▶ _Alıştırma görevleri_
1/ İslami hareketler hakkındaki metnin "İslam’ın hâkim olmadığı" ile başlayıp "İslam ahlakına sığar?" kısmına kadar süren bölümünü, "sistem içi mücadele" ifadesinin yerine "sistem içi direniş" koyarak güncelle.
2/ İslami hareketler hakkındaki metne göre şunları cevapla:
(a) Sistem tahlili ve sistem içi mücadele perspektifi hangi iki yapının pratiğine ait olarak anılıyor?
(b) Hizbullah cumhurbaşkanlığı seçiminde nasıl bir adayı desteklemiş?
(c) Hariciler hangi olaya tepki göstermişti?
3/ İslami hareketler hakkındaki metni son cümlesinden sonra sürdür.

▶ _Verilen metin_
<<<<
İslam’ın hâkim olmadığı bir coğrafyadaki hâkim modern sistemin nasıl işlediğini, yaygınlık ve kuşatıcılığını bilmeden bazı Müslümanların zayıf birkaç argümana sarılarak kendilerinin sistemin dışında yaşadıkları ve mücadele ettiklerini iddia etmeleri kendi düşünceleridir. Söylenecek çok fazla bir şey yok. Ancak Haksöz ve Özgür-Der pratiğinin sistem tahlili ve sistem içi mücadele perspektifi doğal olarak farklılıklar içeriyor. Hareketin akaid, fıkıh, siyaset ve mücadele mantığını bilmeden, nüfuz etmeden yüzeysel bilgilerle karalamaya, küçük düşürmeye kalkışmak, bazen açık bazen örtülü tekfire, sapma ile suçlamaya kalkışmak ise ne derece İslam ahlakına sığar?
İslami Hareketlerin Tecrübesini Okuyamama
Sanki referandumda tevhid-şirk, iman-küfür, Kur’an anayasası-tağutun anayasası, Allah’ın indirdiği hükümler-Atatürk ilkeleri istikametinde tağutî uydurmalar oylanıyor ve Müslümanlar da şirki, küfrü, tağutun anayasasını tercih etmiş gibi “Benim oyum İslam’dan yana!” şeklinde söylem geliştirilebiliyor. Bu söylem sahiplerinin analizden uzak keskinliği bir tarafa nasıl bir yanılsama ve hayal dünyasında yaşadıkları ortadadır. Bu tutum sahibi Müslümanlar sahip oldukları perspektif dolayısıyla değişik coğrafyalardaki farklı İslami hareketlerin tecrübeleriyle karşılaştıklarında olup biteni anlama noktasında aslen çok sıkıntı çekmektedirler. Teorik yetersizlik ve darlıktan kaynaklanan durumu izah edememe sorunu bu Müslümanları çelişkilerin üzerini örterek yaşamaya sevk eder çoğu zaman. Örneğin Cezayir’de İslami Selamet Cephesi’nin (FIS) seçimlere katılmış olması, Lübnan’da Hizbullah’ın seçimlere katılması ve hatta cumhurbaşkanlığı seçiminde Hıristiyan bir adayı desteklemesi, Filistin’de Oslo görüşmeleri sonucunda ortaya çıkmış siyasi düzlemdeki meclis seçimlerine Hamas’ın katılmış olması birçok çevrenin bakış açısını sarstı denilebilir. İlginç olan Türkiye’de dar fıkhi kalıplarla olaya bakanlar örneğin Hamas’ın bu içtihadı karşısında fazla bir şey söyleyemez iken Gazze’de Hamas’ın iktidarı ele geçirmesinden sonra ortaya çıkan selefi-tekfirci grup Hamas’a karşı cihad ilan edebiliyor. Zaten bu zihinsel tutumun öncelikli uğraşacağı muhatap kitlenin Müslümanlar olması gibi bir zorunluluğu vardır sanki. En çok zararı yine Müslümanlara verirler. Nitekim İslam tarihinde de durum çoğu zaman böyledir. Kur’an ayetlerini bağlamından kopararak ve hikmetten uzak bir biçimde siyasal-sosyal olaylarda silah gibi kullanmanın neticesinde Emiru’l Müminin Ali’yi şehit ederken, bütün bir İslam toplumunu başsız bırakarak Muaviye’nin iktidarı almasını sağlayıcı koşulları oluşturmuş oluyorlar. Burada şunu ifade etmek de yarar var. Hariciler tamamen halis niyetlerle, sırf Allah rızası için “hakem olayı”na gösterdikleri tepki neticesinde böyle bir eyleme girişmişlerdi. Ama itidalden uzak tutumları, ayetleri silah gibi kullanan tavırları, zahire aşırı yüklenmeleri onları tarihî yanlışları yapmaya itti. Şimdi Türkiye’de referandumda destek yönünde karar veren Müslümanlara tepki gösteren kardeşlerin kahir ekseriyeti aynı zamanda Hamas politikalarını ise desteklerler. Dolayısıyla burada da çelişkili, tutarsız bir durum ortaya çıkıyor.
>>>>
▶ _Ham kayıtlar_
<<<<
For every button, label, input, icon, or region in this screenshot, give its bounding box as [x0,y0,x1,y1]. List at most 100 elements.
>>>>
<<<<
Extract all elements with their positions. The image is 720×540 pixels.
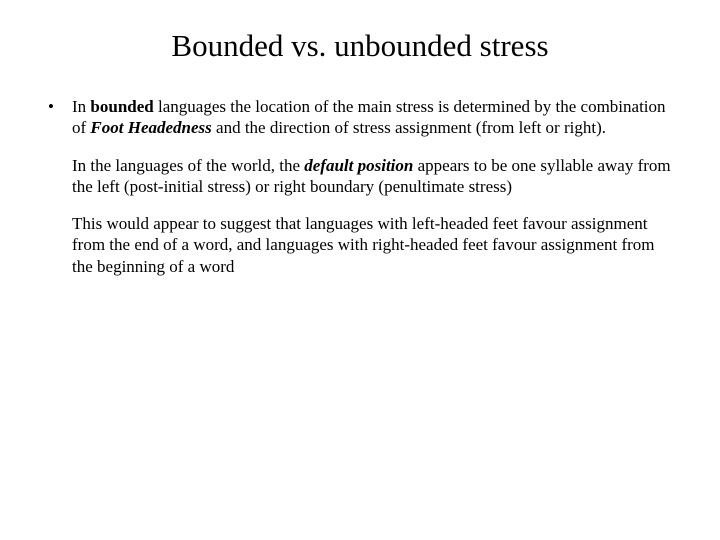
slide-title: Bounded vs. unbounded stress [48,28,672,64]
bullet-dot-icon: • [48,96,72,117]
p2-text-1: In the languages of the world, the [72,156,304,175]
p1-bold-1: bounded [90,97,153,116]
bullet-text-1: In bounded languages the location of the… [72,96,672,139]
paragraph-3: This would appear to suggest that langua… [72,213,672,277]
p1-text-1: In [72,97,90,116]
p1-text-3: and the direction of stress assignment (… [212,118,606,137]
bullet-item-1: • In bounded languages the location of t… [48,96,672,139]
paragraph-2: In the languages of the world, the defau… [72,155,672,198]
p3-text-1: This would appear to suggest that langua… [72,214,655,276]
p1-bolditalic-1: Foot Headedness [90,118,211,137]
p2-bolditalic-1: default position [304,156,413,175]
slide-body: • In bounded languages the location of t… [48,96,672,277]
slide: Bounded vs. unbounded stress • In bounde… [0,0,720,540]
>>>>
▶ _Alıştırma cevapları_
1/
İslam’ın hâkim olmadığı bir coğrafyadaki hâkim modern sistemin nasıl işlediğini, yaygınlık ve kuşatıcılığını bilmeden bazı Müslümanların zayıf birkaç argümana sarılarak kendilerinin sistemin dışında yaşadıkları ve mücadele ettiklerini iddia etmeleri kendi düşünceleridir. Söylenecek çok fazla bir şey yok. Ancak Haksöz ve Özgür-Der pratiğinin sistem tahlili ve sistem içi direniş perspektifi doğal olarak farklılıklar içeriyor. Hareketin akaid, fıkıh, siyaset ve mücadele mantığını bilmeden, nüfuz etmeden yüzeysel bilgilerle karalamaya, küçük düşürmeye kalkışmak, bazen açık bazen örtülü tekfire, sapma ile suçlamaya kalkışmak ise ne derece İslam ahlakına sığar?

2/
(a) Haksöz ve Özgür-Der.
(b) Hıristiyan bir adayı.
(c) "Hakem olayı"na.

3/
Oy verme-vermeme meselesini hiçbir zaman iman-küfür kriteri olarak görmemiş, dar fıkıhçı ve darulharpçi usulü sürekli eleştirmiş Özgür-Der ve Haksöz çizgisini bilmeyenler doğal olarak referandumda bu çizgiden klasik şabloncu bir tavır beklentisiyle tutarsız bir pratiğin içerisine girmesini istiyorlar. Bu bağlamda referandum vb konular karşısında duyarlılık, siyaset belirleme, tavır belirlemenin önemine inanan Müslümanlara karşı geliştirilen kendi gündemimiz ve hesaplarımızdan kopulduğu eleştirisine de değinmek gerekiyor. Yaşadığı coğrafyadaki haksızlıkları, zulümleri, çelişkileri kendi gündemi yapmayan bir zihnin dünyanın diğer bölgelerinde ortaya konulan mücadeleler dışında ne gibi bir gündemi olabilir ki? Oysa Kur’an diri diri gömülen kız çocuğunu, ölçüde tartıda yapılan haksızlığı, yetimin itilip kakılmasını, malının yenilmesini, köleliği gündemi yapıyor. Ve bu gündemdir Allah Resulü ve arkadaşlarının Mekke panayırlarında, küfrün meclisinde horlanmalarına, dışlanmalarına, baskı, eziyet, işkence görmelerine sebep olan.
12 Eylül tarihini “furkan günü” ilan eden bir nevi gençlik hastalığı tutumu sahipleri ise referandumun küfre, şirke kucak açmanın kriteri olduğu hususunda verdikleri bu aceleci ama temelsiz karar ile estirilen havadan ne istişari bir sonuç çıkacağını ne de Müslümanlar için sağlıklı ve kuşatıcı bir yol bulabilme imkânına kapı aralanacağını görmelidirler.
Pratiği kilitleyen–imkânsızlaştıran ve hareket imkânını bloke eden ağır sözlerin hükümranlığından kurtulmak gerekiyor. Sözlerin ağırlığı bizatihi hakikate dayanmasından, hakikatin kendisinden neşet etmiyor. Tersine tekfir kılıcının o dayanılmaz hafifliğine sırtını dayamış durumda. Özellikle 28 Şubat sonrasında İslami camiada yaşanan savrulmalar pratiği olmayan bu dilin daha da hoyratça kullanılmasına yol açıyor.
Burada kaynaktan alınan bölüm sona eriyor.